_Do this_: Copy out all the records, word for word.

>> Start Exercise data

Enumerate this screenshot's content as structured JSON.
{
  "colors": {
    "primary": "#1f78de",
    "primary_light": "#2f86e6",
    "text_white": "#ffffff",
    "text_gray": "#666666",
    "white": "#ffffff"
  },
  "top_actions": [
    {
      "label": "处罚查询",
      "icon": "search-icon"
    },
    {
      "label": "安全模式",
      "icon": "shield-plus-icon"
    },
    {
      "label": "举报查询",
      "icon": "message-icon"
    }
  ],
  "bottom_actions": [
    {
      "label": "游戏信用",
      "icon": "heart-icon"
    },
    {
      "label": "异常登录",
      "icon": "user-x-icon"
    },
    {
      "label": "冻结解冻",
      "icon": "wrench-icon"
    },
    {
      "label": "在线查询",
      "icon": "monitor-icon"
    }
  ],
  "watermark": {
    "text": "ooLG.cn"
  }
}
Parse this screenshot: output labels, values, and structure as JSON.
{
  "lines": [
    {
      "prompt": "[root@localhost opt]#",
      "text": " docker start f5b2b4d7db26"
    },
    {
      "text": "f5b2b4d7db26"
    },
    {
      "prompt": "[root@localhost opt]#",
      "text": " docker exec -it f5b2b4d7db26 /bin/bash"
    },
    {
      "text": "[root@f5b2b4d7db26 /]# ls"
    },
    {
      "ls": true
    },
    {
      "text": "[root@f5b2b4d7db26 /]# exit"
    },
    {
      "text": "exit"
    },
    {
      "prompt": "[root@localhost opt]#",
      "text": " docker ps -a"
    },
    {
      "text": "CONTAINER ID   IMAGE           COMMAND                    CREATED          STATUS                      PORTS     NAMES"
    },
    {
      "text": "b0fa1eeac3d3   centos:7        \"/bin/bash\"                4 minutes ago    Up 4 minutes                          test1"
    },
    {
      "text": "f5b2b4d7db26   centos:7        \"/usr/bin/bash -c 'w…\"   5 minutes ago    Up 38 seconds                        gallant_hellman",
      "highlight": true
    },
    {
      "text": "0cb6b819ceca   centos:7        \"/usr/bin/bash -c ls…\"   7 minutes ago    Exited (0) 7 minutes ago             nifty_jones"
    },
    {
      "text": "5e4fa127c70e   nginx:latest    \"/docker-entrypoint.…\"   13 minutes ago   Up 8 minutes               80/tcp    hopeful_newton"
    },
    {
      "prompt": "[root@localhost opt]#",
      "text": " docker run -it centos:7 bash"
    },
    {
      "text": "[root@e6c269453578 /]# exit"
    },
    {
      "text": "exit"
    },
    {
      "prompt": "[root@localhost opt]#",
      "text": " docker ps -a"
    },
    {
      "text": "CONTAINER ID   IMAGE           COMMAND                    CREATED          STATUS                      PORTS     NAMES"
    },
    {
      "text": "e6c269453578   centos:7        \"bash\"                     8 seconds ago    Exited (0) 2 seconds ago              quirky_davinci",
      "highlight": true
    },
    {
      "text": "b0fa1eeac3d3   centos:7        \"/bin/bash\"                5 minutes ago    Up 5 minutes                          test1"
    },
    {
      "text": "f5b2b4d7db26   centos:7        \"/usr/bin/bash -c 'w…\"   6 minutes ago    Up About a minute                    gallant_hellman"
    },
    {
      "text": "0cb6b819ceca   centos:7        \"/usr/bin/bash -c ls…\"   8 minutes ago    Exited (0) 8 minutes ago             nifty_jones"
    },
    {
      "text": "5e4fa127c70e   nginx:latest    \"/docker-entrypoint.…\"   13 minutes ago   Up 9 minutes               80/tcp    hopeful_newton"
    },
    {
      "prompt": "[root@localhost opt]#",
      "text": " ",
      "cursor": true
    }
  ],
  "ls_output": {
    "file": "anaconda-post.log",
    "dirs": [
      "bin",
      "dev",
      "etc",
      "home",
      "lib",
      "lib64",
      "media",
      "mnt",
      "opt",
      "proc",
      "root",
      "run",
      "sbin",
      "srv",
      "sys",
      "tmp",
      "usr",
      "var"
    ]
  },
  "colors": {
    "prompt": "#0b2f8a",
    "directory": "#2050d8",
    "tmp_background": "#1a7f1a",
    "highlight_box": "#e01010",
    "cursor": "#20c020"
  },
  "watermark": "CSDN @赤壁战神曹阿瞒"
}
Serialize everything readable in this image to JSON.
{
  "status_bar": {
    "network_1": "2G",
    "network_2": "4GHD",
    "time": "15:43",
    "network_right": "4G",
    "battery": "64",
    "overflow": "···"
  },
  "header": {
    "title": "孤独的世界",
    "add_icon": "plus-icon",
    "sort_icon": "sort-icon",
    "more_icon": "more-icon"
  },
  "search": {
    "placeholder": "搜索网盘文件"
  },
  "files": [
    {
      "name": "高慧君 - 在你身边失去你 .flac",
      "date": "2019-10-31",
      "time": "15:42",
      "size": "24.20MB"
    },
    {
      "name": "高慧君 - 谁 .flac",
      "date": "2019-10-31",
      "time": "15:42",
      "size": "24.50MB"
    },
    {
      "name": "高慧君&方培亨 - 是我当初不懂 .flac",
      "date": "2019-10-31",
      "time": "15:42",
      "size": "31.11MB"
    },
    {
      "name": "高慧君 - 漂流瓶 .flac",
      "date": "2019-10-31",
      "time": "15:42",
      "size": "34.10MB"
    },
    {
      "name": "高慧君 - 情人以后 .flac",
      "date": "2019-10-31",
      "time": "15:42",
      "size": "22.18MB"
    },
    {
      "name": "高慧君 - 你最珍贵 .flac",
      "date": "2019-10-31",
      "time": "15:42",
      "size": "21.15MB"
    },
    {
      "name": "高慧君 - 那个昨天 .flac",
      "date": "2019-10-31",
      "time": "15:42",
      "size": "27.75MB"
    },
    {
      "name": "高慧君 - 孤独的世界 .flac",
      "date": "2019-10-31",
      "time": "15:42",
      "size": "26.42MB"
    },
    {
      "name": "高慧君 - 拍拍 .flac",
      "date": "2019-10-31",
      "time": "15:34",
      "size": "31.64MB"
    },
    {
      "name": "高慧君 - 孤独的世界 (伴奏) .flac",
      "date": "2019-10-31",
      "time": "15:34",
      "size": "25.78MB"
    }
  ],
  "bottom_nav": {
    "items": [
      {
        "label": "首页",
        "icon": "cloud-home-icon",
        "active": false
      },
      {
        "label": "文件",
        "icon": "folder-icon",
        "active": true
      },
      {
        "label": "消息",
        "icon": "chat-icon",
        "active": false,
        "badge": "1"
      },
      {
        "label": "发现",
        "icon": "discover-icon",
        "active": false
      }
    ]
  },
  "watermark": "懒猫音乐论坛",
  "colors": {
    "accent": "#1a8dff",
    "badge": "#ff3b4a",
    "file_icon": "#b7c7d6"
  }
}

>> End Exercise data

_Task solution_:
Enumerate this screenshot's content as structured JSON.
{
  "colors": {
    "primary": "#1f78de",
    "primary_light": "#2f86e6",
    "text_white": "#ffffff",
    "text_gray": "#666666",
    "white": "#ffffff"
  },
  "top_actions": [
    {
      "label": "处罚查询",
      "icon": "search-icon"
    },
    {
      "label": "安全模式",
      "icon": "shield-plus-icon"
    },
    {
      "label": "举报查询",
      "icon": "message-icon"
    }
  ],
  "bottom_actions": [
    {
      "label": "游戏信用",
      "icon": "heart-icon"
    },
    {
      "label": "异常登录",
      "icon": "user-x-icon"
    },
    {
      "label": "冻结解冻",
      "icon": "wrench-icon"
    },
    {
      "label": "在线查询",
      "icon": "monitor-icon"
    }
  ],
  "watermark": {
    "text": "ooLG.cn"
  }
}
Parse this screenshot: output labels, values, and structure as JSON.
{
  "lines": [
    {
      "prompt": "[root@localhost opt]#",
      "text": " docker start f5b2b4d7db26"
    },
    {
      "text": "f5b2b4d7db26"
    },
    {
      "prompt": "[root@localhost opt]#",
      "text": " docker exec -it f5b2b4d7db26 /bin/bash"
    },
    {
      "text": "[root@f5b2b4d7db26 /]# ls"
    },
    {
      "ls": true
    },
    {
      "text": "[root@f5b2b4d7db26 /]# exit"
    },
    {
      "text": "exit"
    },
    {
      "prompt": "[root@localhost opt]#",
      "text": " docker ps -a"
    },
    {
      "text": "CONTAINER ID   IMAGE           COMMAND                    CREATED          STATUS                      PORTS     NAMES"
    },
    {
      "text": "b0fa1eeac3d3   centos:7        \"/bin/bash\"                4 minutes ago    Up 4 minutes                          test1"
    },
    {
      "text": "f5b2b4d7db26   centos:7        \"/usr/bin/bash -c 'w…\"   5 minutes ago    Up 38 seconds                        gallant_hellman",
      "highlight": true
    },
    {
      "text": "0cb6b819ceca   centos:7        \"/usr/bin/bash -c ls…\"   7 minutes ago    Exited (0) 7 minutes ago             nifty_jones"
    },
    {
      "text": "5e4fa127c70e   nginx:latest    \"/docker-entrypoint.…\"   13 minutes ago   Up 8 minutes               80/tcp    hopeful_newton"
    },
    {
      "prompt": "[root@localhost opt]#",
      "text": " docker run -it centos:7 bash"
    },
    {
      "text": "[root@e6c269453578 /]# exit"
    },
    {
      "text": "exit"
    },
    {
      "prompt": "[root@localhost opt]#",
      "text": " docker ps -a"
    },
    {
      "text": "CONTAINER ID   IMAGE           COMMAND                    CREATED          STATUS                      PORTS     NAMES"
    },
    {
      "text": "e6c269453578   centos:7        \"bash\"                     8 seconds ago    Exited (0) 2 seconds ago              quirky_davinci",
      "highlight": true
    },
    {
      "text": "b0fa1eeac3d3   centos:7        \"/bin/bash\"                5 minutes ago    Up 5 minutes                          test1"
    },
    {
      "text": "f5b2b4d7db26   centos:7        \"/usr/bin/bash -c 'w…\"   6 minutes ago    Up About a minute                    gallant_hellman"
    },
    {
      "text": "0cb6b819ceca   centos:7        \"/usr/bin/bash -c ls…\"   8 minutes ago    Exited (0) 8 minutes ago             nifty_jones"
    },
    {
      "text": "5e4fa127c70e   nginx:latest    \"/docker-entrypoint.…\"   13 minutes ago   Up 9 minutes               80/tcp    hopeful_newton"
    },
    {
      "prompt": "[root@localhost opt]#",
      "text": " ",
      "cursor": true
    }
  ],
  "ls_output": {
    "file": "anaconda-post.log",
    "dirs": [
      "bin",
      "dev",
      "etc",
      "home",
      "lib",
      "lib64",
      "media",
      "mnt",
      "opt",
      "proc",
      "root",
      "run",
      "sbin",
      "srv",
      "sys",
      "tmp",
      "usr",
      "var"
    ]
  },
  "colors": {
    "prompt": "#0b2f8a",
    "directory": "#2050d8",
    "tmp_background": "#1a7f1a",
    "highlight_box": "#e01010",
    "cursor": "#20c020"
  },
  "watermark": "CSDN @赤壁战神曹阿瞒"
}
Serialize everything readable in this image to JSON.
{
  "status_bar": {
    "network_1": "2G",
    "network_2": "4GHD",
    "time": "15:43",
    "network_right": "4G",
    "battery": "64",
    "overflow": "···"
  },
  "header": {
    "title": "孤独的世界",
    "add_icon": "plus-icon",
    "sort_icon": "sort-icon",
    "more_icon": "more-icon"
  },
  "search": {
    "placeholder": "搜索网盘文件"
  },
  "files": [
    {
      "name": "高慧君 - 在你身边失去你 .flac",
      "date": "2019-10-31",
      "time": "15:42",
      "size": "24.20MB"
    },
    {
      "name": "高慧君 - 谁 .flac",
      "date": "2019-10-31",
      "time": "15:42",
      "size": "24.50MB"
    },
    {
      "name": "高慧君&方培亨 - 是我当初不懂 .flac",
      "date": "2019-10-31",
      "time": "15:42",
      "size": "31.11MB"
    },
    {
      "name": "高慧君 - 漂流瓶 .flac",
      "date": "2019-10-31",
      "time": "15:42",
      "size": "34.10MB"
    },
    {
      "name": "高慧君 - 情人以后 .flac",
      "date": "2019-10-31",
      "time": "15:42",
      "size": "22.18MB"
    },
    {
      "name": "高慧君 - 你最珍贵 .flac",
      "date": "2019-10-31",
      "time": "15:42",
      "size": "21.15MB"
    },
    {
      "name": "高慧君 - 那个昨天 .flac",
      "date": "2019-10-31",
      "time": "15:42",
      "size": "27.75MB"
    },
    {
      "name": "高慧君 - 孤独的世界 .flac",
      "date": "2019-10-31",
      "time": "15:42",
      "size": "26.42MB"
    },
    {
      "name": "高慧君 - 拍拍 .flac",
      "date": "2019-10-31",
      "time": "15:34",
      "size": "31.64MB"
    },
    {
      "name": "高慧君 - 孤独的世界 (伴奏) .flac",
      "date": "2019-10-31",
      "time": "15:34",
      "size": "25.78MB"
    }
  ],
  "bottom_nav": {
    "items": [
      {
        "label": "首页",
        "icon": "cloud-home-icon",
        "active": false
      },
      {
        "label": "文件",
        "icon": "folder-icon",
        "active": true
      },
      {
        "label": "消息",
        "icon": "chat-icon",
        "active": false,
        "badge": "1"
      },
      {
        "label": "发现",
        "icon": "discover-icon",
        "active": false
      }
    ]
  },
  "watermark": "懒猫音乐论坛",
  "colors": {
    "accent": "#1a8dff",
    "badge": "#ff3b4a",
    "file_icon": "#b7c7d6"
  }
}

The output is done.